WHAT TO WORK ON: Return the entries below verbatim. Pictures stay out.

[Extracted data entries]

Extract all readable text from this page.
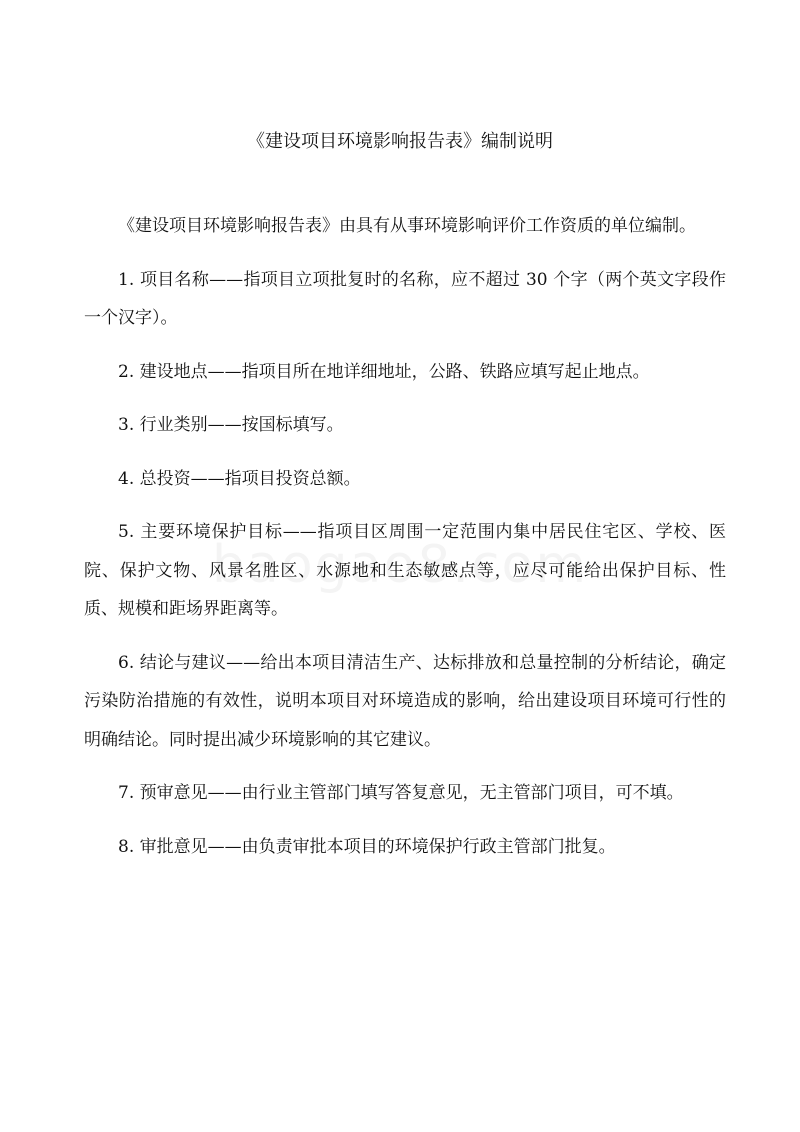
《建设项目环境影响报告表》编制说明

《建设项目环境影响报告表》由具有从事环境影响评价工作资质的单位编制。

1. 项目名称——指项目立项批复时的名称，应不超过 30 个字（两个英文字段作一个汉字）。

2. 建设地点——指项目所在地详细地址，公路、铁路应填写起止地点。

3. 行业类别——按国标填写。

4. 总投资——指项目投资总额。

5. 主要环境保护目标——指项目区周围一定范围内集中居民住宅区、学校、医院、保护文物、风景名胜区、水源地和生态敏感点等，应尽可能给出保护目标、性质、规模和距场界距离等。

6. 结论与建议——给出本项目清洁生产、达标排放和总量控制的分析结论，确定污染防治措施的有效性，说明本项目对环境造成的影响，给出建设项目环境可行性的明确结论。同时提出减少环境影响的其它建议。

7. 预审意见——由行业主管部门填写答复意见，无主管部门项目，可不填。

8. 审批意见——由负责审批本项目的环境保护行政主管部门批复。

RESULT OF THE TASK:
Extract all readable text from this page.
《建设项目环境影响报告表》编制说明

《建设项目环境影响报告表》由具有从事环境影响评价工作资质的单位编制。

1. 项目名称——指项目立项批复时的名称，应不超过 30 个字（两个英文字段作一个汉字）。

2. 建设地点——指项目所在地详细地址，公路、铁路应填写起止地点。

3. 行业类别——按国标填写。

4. 总投资——指项目投资总额。

5. 主要环境保护目标——指项目区周围一定范围内集中居民住宅区、学校、医院、保护文物、风景名胜区、水源地和生态敏感点等，应尽可能给出保护目标、性质、规模和距场界距离等。

6. 结论与建议——给出本项目清洁生产、达标排放和总量控制的分析结论，确定污染防治措施的有效性，说明本项目对环境造成的影响，给出建设项目环境可行性的明确结论。同时提出减少环境影响的其它建议。

7. 预审意见——由行业主管部门填写答复意见，无主管部门项目，可不填。

8. 审批意见——由负责审批本项目的环境保护行政主管部门批复。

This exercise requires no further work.